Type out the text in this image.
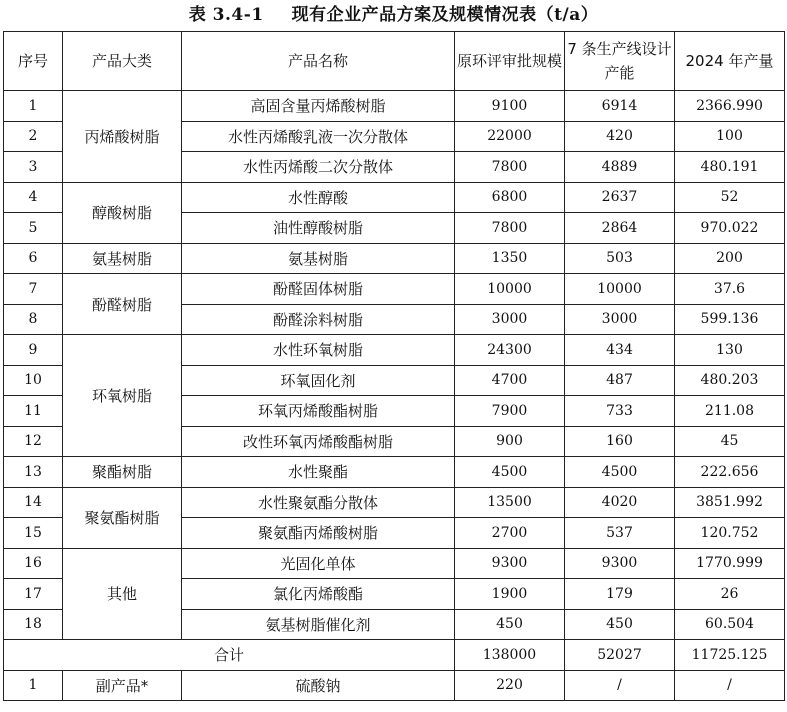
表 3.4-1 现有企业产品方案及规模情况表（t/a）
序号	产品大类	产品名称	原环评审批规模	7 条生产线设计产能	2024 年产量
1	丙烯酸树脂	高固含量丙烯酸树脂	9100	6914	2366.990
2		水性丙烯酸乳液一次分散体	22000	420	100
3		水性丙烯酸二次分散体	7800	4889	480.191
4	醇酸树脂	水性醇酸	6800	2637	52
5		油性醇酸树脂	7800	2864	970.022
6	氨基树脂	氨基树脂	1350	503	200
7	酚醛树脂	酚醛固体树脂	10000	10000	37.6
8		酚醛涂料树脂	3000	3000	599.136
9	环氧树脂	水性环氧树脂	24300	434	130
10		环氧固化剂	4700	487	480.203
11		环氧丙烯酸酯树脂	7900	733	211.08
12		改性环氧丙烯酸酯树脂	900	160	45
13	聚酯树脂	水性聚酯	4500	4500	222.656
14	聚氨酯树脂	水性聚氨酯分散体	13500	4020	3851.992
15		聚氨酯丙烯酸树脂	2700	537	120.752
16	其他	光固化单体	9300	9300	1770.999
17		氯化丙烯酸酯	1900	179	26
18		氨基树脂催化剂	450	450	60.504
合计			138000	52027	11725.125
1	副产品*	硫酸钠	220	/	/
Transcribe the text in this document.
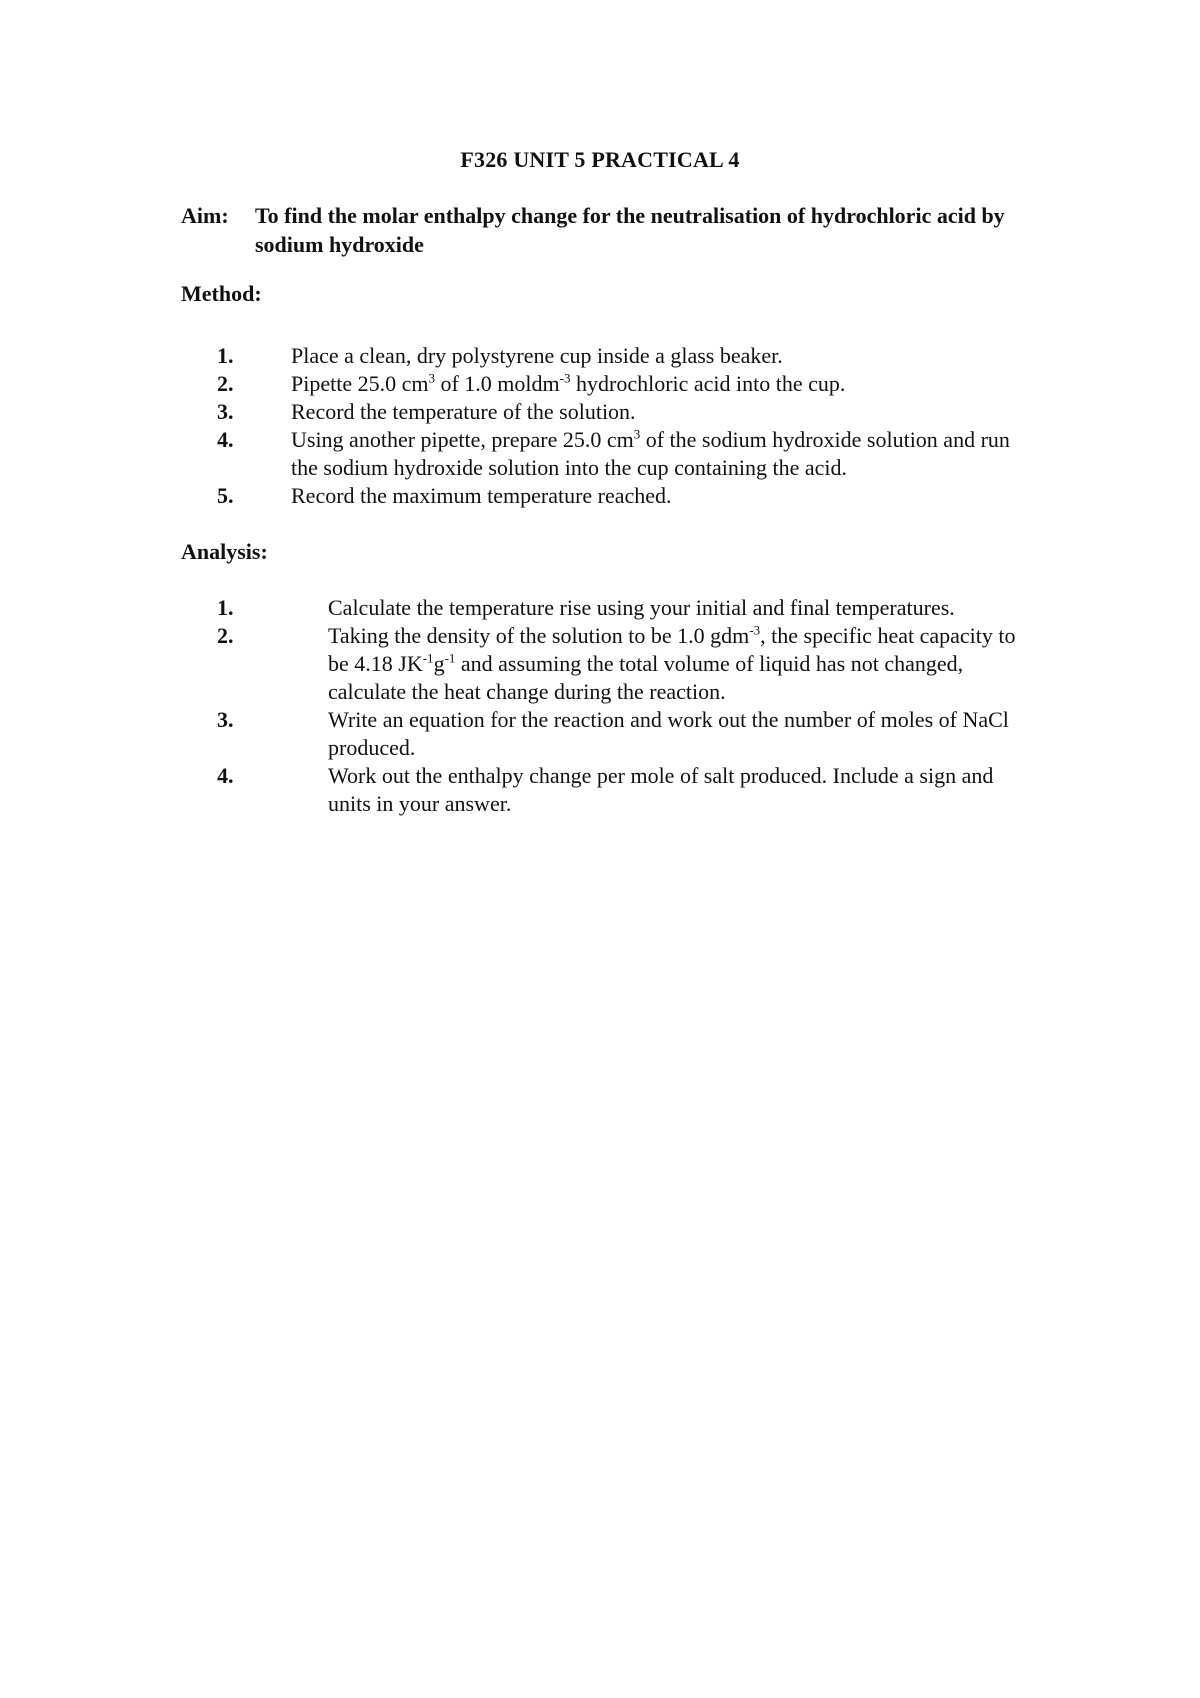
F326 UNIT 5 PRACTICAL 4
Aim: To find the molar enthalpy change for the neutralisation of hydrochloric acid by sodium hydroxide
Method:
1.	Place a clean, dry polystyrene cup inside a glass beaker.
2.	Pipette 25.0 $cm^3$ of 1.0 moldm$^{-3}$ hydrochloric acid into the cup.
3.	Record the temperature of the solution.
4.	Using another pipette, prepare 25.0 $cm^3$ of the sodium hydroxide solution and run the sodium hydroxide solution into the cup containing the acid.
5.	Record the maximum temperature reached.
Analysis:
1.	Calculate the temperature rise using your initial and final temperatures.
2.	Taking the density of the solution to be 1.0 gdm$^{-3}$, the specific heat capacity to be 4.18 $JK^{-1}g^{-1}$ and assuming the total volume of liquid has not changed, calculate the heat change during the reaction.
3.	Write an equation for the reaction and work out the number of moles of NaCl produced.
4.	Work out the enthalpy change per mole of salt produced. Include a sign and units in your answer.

★ ★ ★ ★

WHAT TO DO:
Output exactly the lines from the line with "Transcribe the text in this document." to the last line of the records, including both, and leave every picture out.

COMPLETE RESPONSE:
Transcribe the text in this document.
F326 UNIT 5 PRACTICAL 4
Aim: To find the molar enthalpy change for the neutralisation of hydrochloric acid by sodium hydroxide
Method:
1.	Place a clean, dry polystyrene cup inside a glass beaker.
2.	Pipette 25.0 $cm^3$ of 1.0 moldm$^{-3}$ hydrochloric acid into the cup.
3.	Record the temperature of the solution.
4.	Using another pipette, prepare 25.0 $cm^3$ of the sodium hydroxide solution and run the sodium hydroxide solution into the cup containing the acid.
5.	Record the maximum temperature reached.
Analysis:
1.	Calculate the temperature rise using your initial and final temperatures.
2.	Taking the density of the solution to be 1.0 gdm$^{-3}$, the specific heat capacity to be 4.18 $JK^{-1}g^{-1}$ and assuming the total volume of liquid has not changed, calculate the heat change during the reaction.
3.	Write an equation for the reaction and work out the number of moles of NaCl produced.
4.	Work out the enthalpy change per mole of salt produced. Include a sign and units in your answer.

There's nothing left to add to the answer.